### [Given request]
Gather from the material every line that contains the string "Diagrams".

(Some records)
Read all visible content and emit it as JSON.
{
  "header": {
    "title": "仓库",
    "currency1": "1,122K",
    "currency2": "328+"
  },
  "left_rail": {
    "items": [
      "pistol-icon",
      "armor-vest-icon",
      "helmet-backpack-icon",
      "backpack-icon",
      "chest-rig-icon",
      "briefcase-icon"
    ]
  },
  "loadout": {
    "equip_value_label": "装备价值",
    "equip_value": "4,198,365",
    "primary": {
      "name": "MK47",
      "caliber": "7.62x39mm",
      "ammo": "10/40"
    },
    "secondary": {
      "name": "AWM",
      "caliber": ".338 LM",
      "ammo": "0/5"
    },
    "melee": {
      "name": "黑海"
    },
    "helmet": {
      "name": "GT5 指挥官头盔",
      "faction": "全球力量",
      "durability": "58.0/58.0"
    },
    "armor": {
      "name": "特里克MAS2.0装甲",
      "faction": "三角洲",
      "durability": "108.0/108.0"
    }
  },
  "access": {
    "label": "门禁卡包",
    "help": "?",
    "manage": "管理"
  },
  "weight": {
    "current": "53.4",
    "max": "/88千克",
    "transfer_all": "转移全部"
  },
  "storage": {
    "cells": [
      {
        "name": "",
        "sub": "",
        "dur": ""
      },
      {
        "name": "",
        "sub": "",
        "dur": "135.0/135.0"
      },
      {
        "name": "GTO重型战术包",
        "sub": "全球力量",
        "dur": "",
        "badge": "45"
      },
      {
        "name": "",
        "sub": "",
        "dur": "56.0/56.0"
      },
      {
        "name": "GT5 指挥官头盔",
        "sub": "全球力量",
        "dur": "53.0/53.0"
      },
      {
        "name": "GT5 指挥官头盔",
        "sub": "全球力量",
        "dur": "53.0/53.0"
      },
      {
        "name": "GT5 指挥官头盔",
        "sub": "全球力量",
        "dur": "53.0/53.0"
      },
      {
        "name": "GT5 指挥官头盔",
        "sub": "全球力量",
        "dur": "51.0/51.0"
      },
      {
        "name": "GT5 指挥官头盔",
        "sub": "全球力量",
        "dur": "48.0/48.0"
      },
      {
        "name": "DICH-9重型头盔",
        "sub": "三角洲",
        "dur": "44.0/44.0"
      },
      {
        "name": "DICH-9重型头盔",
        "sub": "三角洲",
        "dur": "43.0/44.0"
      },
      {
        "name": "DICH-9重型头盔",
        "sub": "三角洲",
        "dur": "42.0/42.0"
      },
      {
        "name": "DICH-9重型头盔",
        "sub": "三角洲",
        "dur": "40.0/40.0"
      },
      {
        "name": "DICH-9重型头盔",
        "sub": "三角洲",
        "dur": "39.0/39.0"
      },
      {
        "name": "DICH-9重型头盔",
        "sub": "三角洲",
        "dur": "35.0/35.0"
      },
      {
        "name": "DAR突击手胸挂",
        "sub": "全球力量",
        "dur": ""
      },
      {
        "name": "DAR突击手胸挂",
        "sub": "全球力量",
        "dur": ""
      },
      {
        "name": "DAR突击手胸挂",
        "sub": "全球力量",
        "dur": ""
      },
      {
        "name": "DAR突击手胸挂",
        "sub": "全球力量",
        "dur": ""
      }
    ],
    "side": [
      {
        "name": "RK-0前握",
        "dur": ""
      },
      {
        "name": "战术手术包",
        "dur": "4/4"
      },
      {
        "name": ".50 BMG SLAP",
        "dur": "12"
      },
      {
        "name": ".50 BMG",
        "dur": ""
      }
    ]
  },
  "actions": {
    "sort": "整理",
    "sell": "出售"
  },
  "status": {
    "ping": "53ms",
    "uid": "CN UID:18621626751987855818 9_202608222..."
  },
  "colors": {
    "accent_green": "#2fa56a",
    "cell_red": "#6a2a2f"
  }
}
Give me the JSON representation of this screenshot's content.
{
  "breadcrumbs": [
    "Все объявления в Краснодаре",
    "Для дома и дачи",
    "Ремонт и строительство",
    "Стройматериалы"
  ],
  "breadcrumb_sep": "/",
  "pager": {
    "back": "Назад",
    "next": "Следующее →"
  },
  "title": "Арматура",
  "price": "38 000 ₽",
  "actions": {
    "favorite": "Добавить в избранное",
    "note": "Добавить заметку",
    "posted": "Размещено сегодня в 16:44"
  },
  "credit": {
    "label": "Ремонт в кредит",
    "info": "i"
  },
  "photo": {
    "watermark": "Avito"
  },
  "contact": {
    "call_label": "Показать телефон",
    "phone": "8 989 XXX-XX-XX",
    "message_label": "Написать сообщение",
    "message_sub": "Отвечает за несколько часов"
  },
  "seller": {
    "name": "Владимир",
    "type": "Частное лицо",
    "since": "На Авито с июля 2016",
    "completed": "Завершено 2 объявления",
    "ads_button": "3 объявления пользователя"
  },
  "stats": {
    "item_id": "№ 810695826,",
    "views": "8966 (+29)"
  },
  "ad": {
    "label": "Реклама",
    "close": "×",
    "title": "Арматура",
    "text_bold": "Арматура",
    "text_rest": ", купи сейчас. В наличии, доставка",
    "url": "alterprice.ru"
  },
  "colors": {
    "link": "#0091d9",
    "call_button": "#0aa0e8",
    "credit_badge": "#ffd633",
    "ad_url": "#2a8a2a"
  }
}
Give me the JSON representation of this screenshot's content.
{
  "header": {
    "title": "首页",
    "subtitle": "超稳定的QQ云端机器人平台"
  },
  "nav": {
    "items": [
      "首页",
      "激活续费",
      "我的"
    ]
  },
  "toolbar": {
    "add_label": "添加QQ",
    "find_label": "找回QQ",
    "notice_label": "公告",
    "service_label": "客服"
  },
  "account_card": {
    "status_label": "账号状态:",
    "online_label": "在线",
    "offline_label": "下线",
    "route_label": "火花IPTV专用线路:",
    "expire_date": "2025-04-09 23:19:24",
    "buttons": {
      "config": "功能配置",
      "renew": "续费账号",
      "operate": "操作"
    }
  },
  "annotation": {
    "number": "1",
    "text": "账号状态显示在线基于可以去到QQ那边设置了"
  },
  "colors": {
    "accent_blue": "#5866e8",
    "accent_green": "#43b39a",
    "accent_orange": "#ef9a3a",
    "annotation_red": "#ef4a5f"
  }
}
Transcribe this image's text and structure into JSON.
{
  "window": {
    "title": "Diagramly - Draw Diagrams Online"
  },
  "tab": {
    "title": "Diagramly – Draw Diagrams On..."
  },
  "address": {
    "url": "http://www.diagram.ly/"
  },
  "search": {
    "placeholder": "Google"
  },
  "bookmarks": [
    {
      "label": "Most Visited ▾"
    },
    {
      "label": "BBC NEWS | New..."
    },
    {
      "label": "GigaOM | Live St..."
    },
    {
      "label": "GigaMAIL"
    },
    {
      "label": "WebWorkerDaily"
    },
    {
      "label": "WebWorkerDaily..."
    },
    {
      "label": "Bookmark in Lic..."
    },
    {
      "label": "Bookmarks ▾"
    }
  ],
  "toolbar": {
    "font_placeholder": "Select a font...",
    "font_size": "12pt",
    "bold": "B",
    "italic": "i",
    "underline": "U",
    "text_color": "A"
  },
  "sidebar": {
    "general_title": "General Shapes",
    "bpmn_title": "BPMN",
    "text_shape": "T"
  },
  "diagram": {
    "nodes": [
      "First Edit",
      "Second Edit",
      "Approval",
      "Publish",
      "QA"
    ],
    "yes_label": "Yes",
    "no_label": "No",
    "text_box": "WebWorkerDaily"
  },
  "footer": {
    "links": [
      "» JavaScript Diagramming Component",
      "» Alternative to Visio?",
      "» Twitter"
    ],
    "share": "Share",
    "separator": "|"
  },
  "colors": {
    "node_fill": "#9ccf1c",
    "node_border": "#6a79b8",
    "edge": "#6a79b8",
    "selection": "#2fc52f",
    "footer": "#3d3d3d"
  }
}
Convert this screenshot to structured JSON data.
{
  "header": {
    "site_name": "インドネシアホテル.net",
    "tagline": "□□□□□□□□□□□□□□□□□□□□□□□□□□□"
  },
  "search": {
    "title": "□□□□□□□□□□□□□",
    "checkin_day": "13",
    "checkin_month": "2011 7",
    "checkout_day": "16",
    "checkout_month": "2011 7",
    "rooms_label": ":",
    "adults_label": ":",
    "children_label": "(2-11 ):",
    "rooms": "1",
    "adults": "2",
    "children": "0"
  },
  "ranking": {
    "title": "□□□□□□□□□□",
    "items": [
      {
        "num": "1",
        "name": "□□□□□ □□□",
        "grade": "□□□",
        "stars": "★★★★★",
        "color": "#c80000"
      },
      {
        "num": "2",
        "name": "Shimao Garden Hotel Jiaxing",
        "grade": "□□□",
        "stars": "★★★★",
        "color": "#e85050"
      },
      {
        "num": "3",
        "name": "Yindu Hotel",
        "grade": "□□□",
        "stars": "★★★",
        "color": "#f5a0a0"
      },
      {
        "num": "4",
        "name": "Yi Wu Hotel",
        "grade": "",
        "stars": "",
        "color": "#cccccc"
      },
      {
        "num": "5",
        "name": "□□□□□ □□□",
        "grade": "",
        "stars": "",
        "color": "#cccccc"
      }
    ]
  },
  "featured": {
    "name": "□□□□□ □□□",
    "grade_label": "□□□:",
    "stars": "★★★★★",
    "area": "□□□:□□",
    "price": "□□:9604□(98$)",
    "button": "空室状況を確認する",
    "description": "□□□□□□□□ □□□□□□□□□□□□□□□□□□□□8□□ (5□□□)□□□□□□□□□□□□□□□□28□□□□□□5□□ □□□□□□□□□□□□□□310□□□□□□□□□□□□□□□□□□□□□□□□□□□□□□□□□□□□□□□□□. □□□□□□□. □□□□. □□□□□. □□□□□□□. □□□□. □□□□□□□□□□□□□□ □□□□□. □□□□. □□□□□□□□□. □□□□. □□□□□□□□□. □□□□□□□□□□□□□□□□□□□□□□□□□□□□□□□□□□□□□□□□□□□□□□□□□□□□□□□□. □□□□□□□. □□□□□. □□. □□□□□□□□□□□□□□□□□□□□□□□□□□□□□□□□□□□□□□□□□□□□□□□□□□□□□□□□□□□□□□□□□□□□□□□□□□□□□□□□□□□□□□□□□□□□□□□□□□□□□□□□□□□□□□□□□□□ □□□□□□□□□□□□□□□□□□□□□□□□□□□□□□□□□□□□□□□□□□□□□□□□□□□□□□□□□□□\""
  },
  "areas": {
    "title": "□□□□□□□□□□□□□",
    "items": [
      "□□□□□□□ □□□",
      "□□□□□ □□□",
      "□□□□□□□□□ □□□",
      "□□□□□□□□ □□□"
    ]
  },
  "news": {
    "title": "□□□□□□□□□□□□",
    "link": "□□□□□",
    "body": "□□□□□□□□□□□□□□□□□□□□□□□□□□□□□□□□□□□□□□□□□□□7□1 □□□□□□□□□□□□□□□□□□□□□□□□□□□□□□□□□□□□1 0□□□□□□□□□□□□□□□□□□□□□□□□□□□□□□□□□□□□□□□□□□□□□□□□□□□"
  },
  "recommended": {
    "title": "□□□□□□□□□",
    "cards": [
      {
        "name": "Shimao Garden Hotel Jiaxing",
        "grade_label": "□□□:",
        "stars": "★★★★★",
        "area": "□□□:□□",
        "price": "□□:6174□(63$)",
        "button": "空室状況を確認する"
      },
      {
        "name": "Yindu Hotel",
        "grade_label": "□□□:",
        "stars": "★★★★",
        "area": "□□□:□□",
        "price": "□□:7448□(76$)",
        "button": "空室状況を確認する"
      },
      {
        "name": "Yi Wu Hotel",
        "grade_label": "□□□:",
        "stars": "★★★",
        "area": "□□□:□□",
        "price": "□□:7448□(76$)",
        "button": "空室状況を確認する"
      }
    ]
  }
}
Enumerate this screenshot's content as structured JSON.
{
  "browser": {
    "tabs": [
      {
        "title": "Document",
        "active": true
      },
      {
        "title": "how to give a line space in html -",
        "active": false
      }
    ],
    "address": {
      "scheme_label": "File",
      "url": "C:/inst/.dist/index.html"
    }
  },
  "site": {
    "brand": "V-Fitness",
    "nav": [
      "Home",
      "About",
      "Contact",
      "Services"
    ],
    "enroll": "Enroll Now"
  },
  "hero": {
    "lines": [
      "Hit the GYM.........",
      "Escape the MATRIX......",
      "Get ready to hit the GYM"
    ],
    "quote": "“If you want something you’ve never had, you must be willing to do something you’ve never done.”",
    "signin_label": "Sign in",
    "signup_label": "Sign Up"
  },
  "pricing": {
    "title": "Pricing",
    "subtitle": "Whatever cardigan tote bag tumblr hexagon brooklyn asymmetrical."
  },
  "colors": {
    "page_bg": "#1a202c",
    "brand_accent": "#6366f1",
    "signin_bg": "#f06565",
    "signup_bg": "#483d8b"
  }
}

### [Output for this task]
    "title": "Diagramly - Draw Diagrams Online"
    "title": "Diagramly – Draw Diagrams On..."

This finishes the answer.